> [Requirement] Please copy the listing character for character, from its first line through the line that contains "408, 186, 422]", both included.

start Information shown

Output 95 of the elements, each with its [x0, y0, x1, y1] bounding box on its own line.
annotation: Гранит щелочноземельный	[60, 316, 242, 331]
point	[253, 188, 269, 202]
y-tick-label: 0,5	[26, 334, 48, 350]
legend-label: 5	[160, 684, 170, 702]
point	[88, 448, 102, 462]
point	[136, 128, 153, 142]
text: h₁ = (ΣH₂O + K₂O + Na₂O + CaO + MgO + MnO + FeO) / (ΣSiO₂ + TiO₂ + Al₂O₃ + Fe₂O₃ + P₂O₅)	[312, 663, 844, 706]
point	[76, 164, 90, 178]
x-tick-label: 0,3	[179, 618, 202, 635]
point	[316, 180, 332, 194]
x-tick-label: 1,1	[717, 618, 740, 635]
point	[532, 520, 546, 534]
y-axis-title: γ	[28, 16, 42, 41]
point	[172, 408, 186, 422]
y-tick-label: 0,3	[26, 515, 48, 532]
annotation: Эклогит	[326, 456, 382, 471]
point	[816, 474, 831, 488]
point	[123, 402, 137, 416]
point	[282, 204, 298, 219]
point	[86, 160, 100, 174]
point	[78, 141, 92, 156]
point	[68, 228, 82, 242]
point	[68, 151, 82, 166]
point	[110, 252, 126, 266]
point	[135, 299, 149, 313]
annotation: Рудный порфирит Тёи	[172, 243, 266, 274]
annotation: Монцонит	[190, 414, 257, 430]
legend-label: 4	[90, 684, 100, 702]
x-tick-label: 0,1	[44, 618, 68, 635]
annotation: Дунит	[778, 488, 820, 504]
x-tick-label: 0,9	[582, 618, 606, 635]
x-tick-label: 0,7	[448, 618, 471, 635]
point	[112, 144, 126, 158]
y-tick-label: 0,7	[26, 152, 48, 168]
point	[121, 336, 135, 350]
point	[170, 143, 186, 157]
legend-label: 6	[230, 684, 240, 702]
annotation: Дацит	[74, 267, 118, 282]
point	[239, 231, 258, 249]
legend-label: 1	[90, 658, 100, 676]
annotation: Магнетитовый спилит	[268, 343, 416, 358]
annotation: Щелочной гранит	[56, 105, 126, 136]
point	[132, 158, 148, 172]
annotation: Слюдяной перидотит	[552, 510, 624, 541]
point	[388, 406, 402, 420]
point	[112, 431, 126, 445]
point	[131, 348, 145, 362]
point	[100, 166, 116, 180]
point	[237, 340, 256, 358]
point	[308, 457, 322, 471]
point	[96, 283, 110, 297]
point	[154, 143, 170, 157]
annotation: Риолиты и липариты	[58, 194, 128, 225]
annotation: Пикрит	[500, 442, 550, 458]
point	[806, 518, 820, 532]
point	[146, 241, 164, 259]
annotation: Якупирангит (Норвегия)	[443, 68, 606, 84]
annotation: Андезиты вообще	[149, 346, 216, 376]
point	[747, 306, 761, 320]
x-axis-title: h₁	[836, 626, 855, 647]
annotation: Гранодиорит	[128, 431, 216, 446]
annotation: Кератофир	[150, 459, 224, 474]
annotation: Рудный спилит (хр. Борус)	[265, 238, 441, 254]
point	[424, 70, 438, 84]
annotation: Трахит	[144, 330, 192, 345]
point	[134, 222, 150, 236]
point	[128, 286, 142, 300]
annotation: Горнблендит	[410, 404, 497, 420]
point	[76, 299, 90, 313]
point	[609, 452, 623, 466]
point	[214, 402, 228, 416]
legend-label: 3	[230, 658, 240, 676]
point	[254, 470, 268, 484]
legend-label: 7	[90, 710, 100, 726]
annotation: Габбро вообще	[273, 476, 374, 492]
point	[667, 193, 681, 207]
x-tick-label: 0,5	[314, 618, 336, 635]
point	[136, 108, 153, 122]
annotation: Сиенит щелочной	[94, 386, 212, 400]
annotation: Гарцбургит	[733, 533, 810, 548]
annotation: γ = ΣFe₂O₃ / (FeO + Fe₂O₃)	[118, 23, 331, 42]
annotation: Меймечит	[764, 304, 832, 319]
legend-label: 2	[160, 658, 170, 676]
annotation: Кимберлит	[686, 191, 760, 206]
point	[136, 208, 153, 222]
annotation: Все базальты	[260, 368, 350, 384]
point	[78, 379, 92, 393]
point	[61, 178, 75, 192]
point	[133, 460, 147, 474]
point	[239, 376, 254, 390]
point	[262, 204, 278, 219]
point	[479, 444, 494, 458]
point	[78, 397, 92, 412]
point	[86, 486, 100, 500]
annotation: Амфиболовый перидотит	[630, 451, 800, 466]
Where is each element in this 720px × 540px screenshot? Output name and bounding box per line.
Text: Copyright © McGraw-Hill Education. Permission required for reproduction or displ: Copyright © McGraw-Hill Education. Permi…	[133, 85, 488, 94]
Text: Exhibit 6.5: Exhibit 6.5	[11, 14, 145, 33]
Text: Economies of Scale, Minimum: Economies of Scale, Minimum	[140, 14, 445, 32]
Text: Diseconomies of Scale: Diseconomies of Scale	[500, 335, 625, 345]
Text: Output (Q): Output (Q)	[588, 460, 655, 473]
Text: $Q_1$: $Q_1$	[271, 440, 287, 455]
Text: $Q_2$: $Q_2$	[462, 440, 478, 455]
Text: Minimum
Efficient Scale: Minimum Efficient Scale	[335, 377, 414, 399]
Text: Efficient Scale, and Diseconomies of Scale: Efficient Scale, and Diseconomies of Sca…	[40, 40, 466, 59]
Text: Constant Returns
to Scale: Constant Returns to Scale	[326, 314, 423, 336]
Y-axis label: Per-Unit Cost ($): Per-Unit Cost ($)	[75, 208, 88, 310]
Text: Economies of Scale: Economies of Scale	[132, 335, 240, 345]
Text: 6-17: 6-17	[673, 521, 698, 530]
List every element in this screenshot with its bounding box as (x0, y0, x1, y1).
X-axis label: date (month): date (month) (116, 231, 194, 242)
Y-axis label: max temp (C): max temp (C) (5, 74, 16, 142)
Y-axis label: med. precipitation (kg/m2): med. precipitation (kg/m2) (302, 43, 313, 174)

end Information shown

> [Task solution]
Output 95 of the elements, each with its [x0, y0, x1, y1] bounding box on its own line.
annotation: Гранит щелочноземельный	[60, 316, 242, 331]
point	[253, 188, 269, 202]
y-tick-label: 0,5	[26, 334, 48, 350]
legend-label: 5	[160, 684, 170, 702]
point	[88, 448, 102, 462]
point	[136, 128, 153, 142]
text: h₁ = (ΣH₂O + K₂O + Na₂O + CaO + MgO + MnO + FeO) / (ΣSiO₂ + TiO₂ + Al₂O₃ + Fe₂O₃ + P₂O₅)	[312, 663, 844, 706]
point	[76, 164, 90, 178]
x-tick-label: 0,3	[179, 618, 202, 635]
point	[316, 180, 332, 194]
x-tick-label: 1,1	[717, 618, 740, 635]
point	[532, 520, 546, 534]
y-axis-title: γ	[28, 16, 42, 41]
point	[172, 408, 186, 422]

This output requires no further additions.